Go through the listing and write out all of it exactly.

####################

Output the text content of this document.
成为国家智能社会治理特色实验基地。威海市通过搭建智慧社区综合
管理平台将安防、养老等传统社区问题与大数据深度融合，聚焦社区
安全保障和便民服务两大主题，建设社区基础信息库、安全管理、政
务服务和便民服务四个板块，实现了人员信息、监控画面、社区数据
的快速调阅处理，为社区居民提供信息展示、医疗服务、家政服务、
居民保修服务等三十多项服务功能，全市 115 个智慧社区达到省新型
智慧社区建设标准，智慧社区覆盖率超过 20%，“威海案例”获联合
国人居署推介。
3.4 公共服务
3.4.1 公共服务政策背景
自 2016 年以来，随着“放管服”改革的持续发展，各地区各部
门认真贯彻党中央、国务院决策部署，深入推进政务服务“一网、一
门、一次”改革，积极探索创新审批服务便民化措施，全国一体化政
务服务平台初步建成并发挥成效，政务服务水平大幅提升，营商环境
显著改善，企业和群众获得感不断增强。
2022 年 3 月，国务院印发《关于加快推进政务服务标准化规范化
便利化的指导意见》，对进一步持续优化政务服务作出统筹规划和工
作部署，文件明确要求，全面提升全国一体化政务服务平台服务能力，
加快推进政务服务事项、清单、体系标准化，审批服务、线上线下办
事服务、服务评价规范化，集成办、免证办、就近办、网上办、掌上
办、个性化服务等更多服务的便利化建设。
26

####################

> [EXERCISE RESPONSE]
Output the text content of this document.
成为国家智能社会治理特色实验基地。威海市通过搭建智慧社区综合
管理平台将安防、养老等传统社区问题与大数据深度融合，聚焦社区
安全保障和便民服务两大主题，建设社区基础信息库、安全管理、政
务服务和便民服务四个板块，实现了人员信息、监控画面、社区数据
的快速调阅处理，为社区居民提供信息展示、医疗服务、家政服务、
居民保修服务等三十多项服务功能，全市 115 个智慧社区达到省新型
智慧社区建设标准，智慧社区覆盖率超过 20%，“威海案例”获联合
国人居署推介。
3.4 公共服务
3.4.1 公共服务政策背景
自 2016 年以来，随着“放管服”改革的持续发展，各地区各部
门认真贯彻党中央、国务院决策部署，深入推进政务服务“一网、一
门、一次”改革，积极探索创新审批服务便民化措施，全国一体化政
务服务平台初步建成并发挥成效，政务服务水平大幅提升，营商环境
显著改善，企业和群众获得感不断增强。
2022 年 3 月，国务院印发《关于加快推进政务服务标准化规范化
便利化的指导意见》，对进一步持续优化政务服务作出统筹规划和工
作部署，文件明确要求，全面提升全国一体化政务服务平台服务能力，
加快推进政务服务事项、清单、体系标准化，审批服务、线上线下办
事服务、服务评价规范化，集成办、免证办、就近办、网上办、掌上
办、个性化服务等更多服务的便利化建设。
26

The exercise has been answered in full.